Start of SUPPLIED PASSAGE
The District Court and the Court of Appeals assumed that all of the references to days in §§ 2151.85(B)(1) and 2505.073(A) meant business days as opposed to calendar days. Cf. Ohio Rule App. Proc. 14(A) (excluding nonbusiness days from computations of less than seven days). They calculated, as a result, that the procedure could take up to 22 calendar days because the minor could file at a time during the year in which the 14 business days needed for the bypass procedure would encompass 3 Saturdays, 3 Sundays, and 2 legal holidays. Appellees maintain, on the basis of an affidavit included in the record, that a 3-week delay could increase by a substantial measure both the costs and the medical risks of an abortion. See App. 18. They conclude, as did those
*514 courts, that H. B. 319 does not satisfy the Bellotti principal opinion’s expedition requirement.As a preliminary matter, the 22-day calculation conflicts with two well-known rules of construction discussed in our abortion cases and elsewhere. “Where fairly possible, courts should construe a statute to avoid a danger of unconstitutionality.” Ashcroft, 462 U. S., at 493 (opinion of Powell, J.). Although we recognize that the other federal courts “ ‘are better schooled in and more able to interpret the laws of their respective States’ ” than are we, Frisby v. Schultz, 487 U. S. 474, 482 (1988), the Court of Appeals’ decision strikes us as dubious. Interpreting the term “days” in § 2505.073(A) to mean business days instead of calendar days seems inappropriate and unnecessary because of the express and contrasting use of “business day[s]” in § 2151.85(B)(1). In addition, because appellees are making a facial challenge to a statute, they must show that “no set of circumstances exists under which the Act would be valid.” Webster v. Reproductive Health Services, 492 U. S. 490, 524 (1989) (O’Connor, J., concurring). The Court of Appeals should not have invalidated the Ohio statute on a facial challenge based upon a worst-case analysis that may never occur. Cf. Ohio Rev. Code Ann. § 2505.073(A) (Supp. 1988) (allowing the court of appeals, upon the minor’s motion, to shorten or extend the time periods). Moreover, under our precedents, the mere possibility that the procedure may require up to 22 days in a rare case is plainly insufficient to invalidate the statute on its face. Ashcroft, for example, upheld a Missouri statute that contained a bypass procedure that could require 17 calendar days plus a sufficient time for deliberation and decisionmak-ing at both the trial and appellate levels. See 462 U. S., at 477, n. 4, 491, n. 16.
B
Appellees ask us, in effect, to extend the criteria used by some Members of the Court in Bellotti and the cases following it by imposing three additional requirements on bypass
*515 procedures. First, they challenge the constructive authorization provisions in H. B. 319, which enable a minor to obtain an abortion without notifying one of her parents if either the juvenile court or the court of appeals fails to act within the prescribed time limits. See Ohio Rev. Code Ann. §§2151.85 (B)(1), 2505.073(A), and 2919.12(B)(l)(a)(iv) (1987 and Supp. 1988). They speculate that the absence of an affirmative order when a court fails to process the minor’s complaint will deter the physician from acting.We discern no constitutional defect in the statute. Absent a demonstrated pattern of abuse or defiance, a State may expect that its judges will follow mandated procedural requirements. There is no showing that the time limitations imposed by H. B. 319 will be ignored. With an abundance of caution, and concern for the minor’s interests, Ohio added the constructive authorization provisions in H. B. 319 to ensure expedition of the bypass procedures even if these time limits are not met. The State represents that a physician can obtain certified documentation from the juvenile or appellate court that constructive authorization has occurred. Brief for Appellant 36. We did not require a similar safety net in the bypass procedures in Ashcroft, supra, at 479-480, n. 4, and find no defect in the procedures that Ohio has provided.
End of SUPPLIED PASSAGE
* _WHAT NEEDS TO BE DONE_
Summarize the passage on Ohio's judicial bypass procedure in two sentences. The records that come next are taken from a separate source.
Start of DATASET ENTRIES
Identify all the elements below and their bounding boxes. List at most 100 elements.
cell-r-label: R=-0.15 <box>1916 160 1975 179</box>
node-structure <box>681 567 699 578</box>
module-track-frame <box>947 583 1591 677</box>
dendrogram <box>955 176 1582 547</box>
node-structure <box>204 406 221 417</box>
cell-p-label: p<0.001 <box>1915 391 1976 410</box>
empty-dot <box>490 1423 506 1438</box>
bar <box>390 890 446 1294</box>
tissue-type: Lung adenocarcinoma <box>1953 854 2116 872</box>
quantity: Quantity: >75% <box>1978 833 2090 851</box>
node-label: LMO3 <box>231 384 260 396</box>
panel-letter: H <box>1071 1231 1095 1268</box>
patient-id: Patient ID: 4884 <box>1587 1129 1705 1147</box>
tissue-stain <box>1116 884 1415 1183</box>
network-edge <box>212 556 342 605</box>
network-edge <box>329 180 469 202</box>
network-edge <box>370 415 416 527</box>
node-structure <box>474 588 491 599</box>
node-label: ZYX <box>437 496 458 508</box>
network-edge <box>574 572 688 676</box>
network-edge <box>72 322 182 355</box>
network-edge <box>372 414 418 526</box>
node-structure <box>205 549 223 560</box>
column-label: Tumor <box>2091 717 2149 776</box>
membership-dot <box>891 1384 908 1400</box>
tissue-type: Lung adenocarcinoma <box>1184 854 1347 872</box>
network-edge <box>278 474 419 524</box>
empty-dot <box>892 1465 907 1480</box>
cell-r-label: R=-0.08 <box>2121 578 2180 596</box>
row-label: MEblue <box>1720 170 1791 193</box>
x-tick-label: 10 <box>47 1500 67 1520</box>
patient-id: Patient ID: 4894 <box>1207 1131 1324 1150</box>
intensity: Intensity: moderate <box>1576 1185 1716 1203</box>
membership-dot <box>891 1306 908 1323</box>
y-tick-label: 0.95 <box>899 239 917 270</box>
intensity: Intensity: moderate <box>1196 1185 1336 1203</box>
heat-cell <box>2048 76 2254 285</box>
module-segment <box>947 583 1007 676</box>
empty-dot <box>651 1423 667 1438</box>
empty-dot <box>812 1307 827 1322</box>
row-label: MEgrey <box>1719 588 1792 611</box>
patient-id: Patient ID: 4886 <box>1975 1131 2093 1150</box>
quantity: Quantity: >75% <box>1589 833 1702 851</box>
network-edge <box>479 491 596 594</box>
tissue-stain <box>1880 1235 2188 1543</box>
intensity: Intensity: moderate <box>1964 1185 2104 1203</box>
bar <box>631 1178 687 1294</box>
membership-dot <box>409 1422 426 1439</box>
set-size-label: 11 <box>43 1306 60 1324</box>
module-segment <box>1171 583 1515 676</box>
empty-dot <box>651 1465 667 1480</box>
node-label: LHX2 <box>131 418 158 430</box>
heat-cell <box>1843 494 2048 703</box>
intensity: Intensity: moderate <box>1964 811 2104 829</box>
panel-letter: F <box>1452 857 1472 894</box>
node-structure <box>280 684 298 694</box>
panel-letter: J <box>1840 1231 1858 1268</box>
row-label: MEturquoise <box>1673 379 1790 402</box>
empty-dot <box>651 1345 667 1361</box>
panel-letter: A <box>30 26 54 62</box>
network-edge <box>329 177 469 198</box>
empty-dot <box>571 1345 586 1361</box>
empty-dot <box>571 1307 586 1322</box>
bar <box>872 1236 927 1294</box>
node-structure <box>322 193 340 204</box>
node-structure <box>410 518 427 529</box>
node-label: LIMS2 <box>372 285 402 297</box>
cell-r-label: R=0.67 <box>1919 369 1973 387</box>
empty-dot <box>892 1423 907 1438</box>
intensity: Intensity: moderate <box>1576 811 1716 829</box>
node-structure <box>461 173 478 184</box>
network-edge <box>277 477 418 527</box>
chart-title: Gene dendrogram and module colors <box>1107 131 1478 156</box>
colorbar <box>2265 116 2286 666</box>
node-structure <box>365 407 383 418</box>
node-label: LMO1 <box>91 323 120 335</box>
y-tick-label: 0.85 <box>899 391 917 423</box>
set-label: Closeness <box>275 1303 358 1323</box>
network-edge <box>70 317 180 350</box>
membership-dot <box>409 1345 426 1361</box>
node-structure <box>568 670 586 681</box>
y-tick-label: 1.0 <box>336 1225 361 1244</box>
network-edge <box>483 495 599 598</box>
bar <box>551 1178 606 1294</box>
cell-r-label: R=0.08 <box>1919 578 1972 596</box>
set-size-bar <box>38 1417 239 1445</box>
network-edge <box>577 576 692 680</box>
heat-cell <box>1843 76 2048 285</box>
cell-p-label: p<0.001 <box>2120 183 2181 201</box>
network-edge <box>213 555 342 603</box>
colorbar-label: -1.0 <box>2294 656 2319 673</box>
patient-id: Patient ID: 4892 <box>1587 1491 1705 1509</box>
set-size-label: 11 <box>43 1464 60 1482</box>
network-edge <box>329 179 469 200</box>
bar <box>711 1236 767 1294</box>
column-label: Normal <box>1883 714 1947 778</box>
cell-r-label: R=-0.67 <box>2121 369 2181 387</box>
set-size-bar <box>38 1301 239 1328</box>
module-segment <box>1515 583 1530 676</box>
End of DATASET ENTRIES
* _RESPONSE AREA_
The lower courts read the statute's days as business days and concluded that the bypass procedure could take up to 22 calendar days, failing the expedition requirement. The Court finds that reading dubious, says a facial challenge cannot rest on a rare worst case, notes that Ashcroft upheld a procedure that could require 17 calendar days plus deliberation time, and finds no constitutional defect in Ohio's constructive authorization provisions, since a State may expect its judges to follow mandated time limits.